→ **Records for the task**
______________________________

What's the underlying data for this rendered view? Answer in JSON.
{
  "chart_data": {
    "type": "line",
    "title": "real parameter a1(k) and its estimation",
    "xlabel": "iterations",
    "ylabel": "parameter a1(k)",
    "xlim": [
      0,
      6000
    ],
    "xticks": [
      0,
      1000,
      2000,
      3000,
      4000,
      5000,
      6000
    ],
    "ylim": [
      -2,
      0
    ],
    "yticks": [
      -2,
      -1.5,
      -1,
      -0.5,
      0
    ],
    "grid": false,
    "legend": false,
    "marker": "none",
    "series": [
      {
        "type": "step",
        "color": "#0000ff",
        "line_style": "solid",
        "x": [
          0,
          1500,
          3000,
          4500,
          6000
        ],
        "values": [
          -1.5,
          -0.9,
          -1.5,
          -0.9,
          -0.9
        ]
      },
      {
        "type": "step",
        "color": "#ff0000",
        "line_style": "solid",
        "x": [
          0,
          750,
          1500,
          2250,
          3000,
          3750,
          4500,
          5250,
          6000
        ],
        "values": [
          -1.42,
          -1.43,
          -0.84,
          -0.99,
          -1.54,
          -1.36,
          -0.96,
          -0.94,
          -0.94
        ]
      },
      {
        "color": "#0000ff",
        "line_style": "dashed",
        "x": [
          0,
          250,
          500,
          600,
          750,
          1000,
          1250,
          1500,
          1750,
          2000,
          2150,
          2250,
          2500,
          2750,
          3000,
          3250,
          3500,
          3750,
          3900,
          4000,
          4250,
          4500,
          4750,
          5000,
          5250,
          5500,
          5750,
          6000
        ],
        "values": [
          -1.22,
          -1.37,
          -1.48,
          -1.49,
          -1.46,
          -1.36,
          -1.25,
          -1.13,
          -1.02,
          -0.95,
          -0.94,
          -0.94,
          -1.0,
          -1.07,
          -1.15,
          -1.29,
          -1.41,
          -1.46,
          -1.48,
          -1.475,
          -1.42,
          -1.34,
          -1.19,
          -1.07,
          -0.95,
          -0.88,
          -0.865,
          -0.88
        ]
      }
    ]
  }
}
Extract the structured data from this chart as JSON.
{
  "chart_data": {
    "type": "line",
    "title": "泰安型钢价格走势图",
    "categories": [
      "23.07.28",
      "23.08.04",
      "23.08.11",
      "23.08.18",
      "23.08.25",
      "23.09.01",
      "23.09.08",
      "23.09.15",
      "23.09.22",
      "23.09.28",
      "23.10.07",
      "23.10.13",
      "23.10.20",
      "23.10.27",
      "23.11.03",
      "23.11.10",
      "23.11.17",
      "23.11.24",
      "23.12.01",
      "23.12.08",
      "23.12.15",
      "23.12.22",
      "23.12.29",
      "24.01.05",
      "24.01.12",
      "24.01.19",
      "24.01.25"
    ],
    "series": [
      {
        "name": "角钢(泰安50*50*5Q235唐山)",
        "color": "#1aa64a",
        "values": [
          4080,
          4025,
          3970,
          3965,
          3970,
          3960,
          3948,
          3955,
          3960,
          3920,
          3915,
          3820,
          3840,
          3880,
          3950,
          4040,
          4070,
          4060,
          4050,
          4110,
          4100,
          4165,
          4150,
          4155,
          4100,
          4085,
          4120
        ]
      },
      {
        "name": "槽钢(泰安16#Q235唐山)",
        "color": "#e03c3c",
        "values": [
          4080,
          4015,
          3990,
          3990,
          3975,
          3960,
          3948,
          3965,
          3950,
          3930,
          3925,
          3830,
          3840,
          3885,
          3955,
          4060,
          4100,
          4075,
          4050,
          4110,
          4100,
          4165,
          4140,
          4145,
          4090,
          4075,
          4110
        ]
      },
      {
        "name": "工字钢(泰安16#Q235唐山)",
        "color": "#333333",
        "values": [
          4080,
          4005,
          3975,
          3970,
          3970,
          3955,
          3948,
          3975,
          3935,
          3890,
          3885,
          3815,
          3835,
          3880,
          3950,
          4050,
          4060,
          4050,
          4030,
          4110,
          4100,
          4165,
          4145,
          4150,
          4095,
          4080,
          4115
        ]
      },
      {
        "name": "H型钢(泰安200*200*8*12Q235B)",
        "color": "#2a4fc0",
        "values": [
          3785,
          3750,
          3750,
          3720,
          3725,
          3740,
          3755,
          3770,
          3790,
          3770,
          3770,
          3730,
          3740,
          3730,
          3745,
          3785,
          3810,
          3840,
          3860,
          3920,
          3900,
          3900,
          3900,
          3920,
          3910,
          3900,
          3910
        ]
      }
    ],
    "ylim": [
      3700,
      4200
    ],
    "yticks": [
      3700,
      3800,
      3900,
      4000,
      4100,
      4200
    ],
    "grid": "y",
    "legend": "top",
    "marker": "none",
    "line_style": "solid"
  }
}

______________________________

→ **Task details**
Identify and list each line with the word "this".

→ **Expected answer**
What's the underlying data for this rendered view? Answer in JSON.
Extract the structured data from this chart as JSON.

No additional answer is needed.